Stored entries
— begin —
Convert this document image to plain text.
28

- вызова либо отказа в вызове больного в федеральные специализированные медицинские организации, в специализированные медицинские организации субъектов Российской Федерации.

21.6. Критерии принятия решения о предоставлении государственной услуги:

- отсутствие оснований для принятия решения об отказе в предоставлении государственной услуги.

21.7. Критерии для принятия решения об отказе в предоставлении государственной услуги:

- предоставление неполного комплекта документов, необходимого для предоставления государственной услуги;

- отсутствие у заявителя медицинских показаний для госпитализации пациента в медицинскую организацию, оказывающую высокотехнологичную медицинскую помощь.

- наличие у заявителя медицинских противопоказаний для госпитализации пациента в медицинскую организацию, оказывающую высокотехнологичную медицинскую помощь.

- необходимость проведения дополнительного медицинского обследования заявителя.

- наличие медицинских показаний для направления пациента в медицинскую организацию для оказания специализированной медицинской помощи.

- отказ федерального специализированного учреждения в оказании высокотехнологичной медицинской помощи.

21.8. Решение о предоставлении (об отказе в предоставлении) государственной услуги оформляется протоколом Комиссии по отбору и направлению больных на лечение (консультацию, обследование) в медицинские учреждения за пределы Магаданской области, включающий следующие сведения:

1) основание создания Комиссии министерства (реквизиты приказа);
— end —
— begin —
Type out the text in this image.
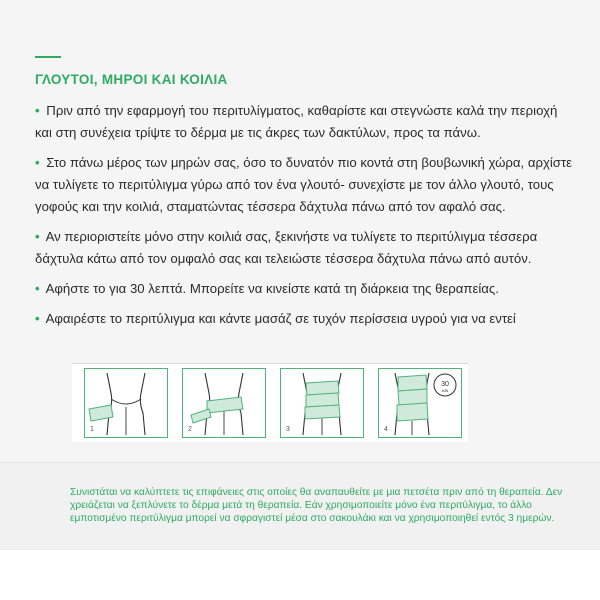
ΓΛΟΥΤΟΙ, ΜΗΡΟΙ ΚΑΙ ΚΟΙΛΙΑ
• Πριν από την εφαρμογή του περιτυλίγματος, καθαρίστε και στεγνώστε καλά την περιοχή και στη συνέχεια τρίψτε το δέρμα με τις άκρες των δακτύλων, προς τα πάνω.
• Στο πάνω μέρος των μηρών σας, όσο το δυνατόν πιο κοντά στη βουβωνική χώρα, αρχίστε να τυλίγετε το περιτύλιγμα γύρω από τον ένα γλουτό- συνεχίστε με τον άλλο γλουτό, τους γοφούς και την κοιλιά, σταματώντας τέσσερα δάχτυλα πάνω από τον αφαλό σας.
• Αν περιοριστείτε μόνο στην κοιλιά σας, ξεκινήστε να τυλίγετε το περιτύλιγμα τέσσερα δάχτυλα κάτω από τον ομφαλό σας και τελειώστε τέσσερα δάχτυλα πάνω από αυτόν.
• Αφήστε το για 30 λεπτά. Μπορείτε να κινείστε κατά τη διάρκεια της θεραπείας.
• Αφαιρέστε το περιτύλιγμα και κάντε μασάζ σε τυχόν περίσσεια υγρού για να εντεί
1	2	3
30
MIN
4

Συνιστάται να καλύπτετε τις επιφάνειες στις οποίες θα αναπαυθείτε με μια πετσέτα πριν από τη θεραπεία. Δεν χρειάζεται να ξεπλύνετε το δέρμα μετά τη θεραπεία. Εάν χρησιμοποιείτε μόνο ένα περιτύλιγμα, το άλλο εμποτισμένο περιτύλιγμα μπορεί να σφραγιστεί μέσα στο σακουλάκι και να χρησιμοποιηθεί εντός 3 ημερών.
— end —
__Instructions to follow__: In the material above, find the lines that contain "госпитализации" and show them.

__Exercise solution__:
- отсутствие у заявителя медицинских показаний для госпитализации пациента в медицинскую организацию, оказывающую высокотехнологичную медицинскую помощь.
- наличие у заявителя медицинских противопоказаний для госпитализации пациента в медицинскую организацию, оказывающую высокотехнологичную медицинскую помощь.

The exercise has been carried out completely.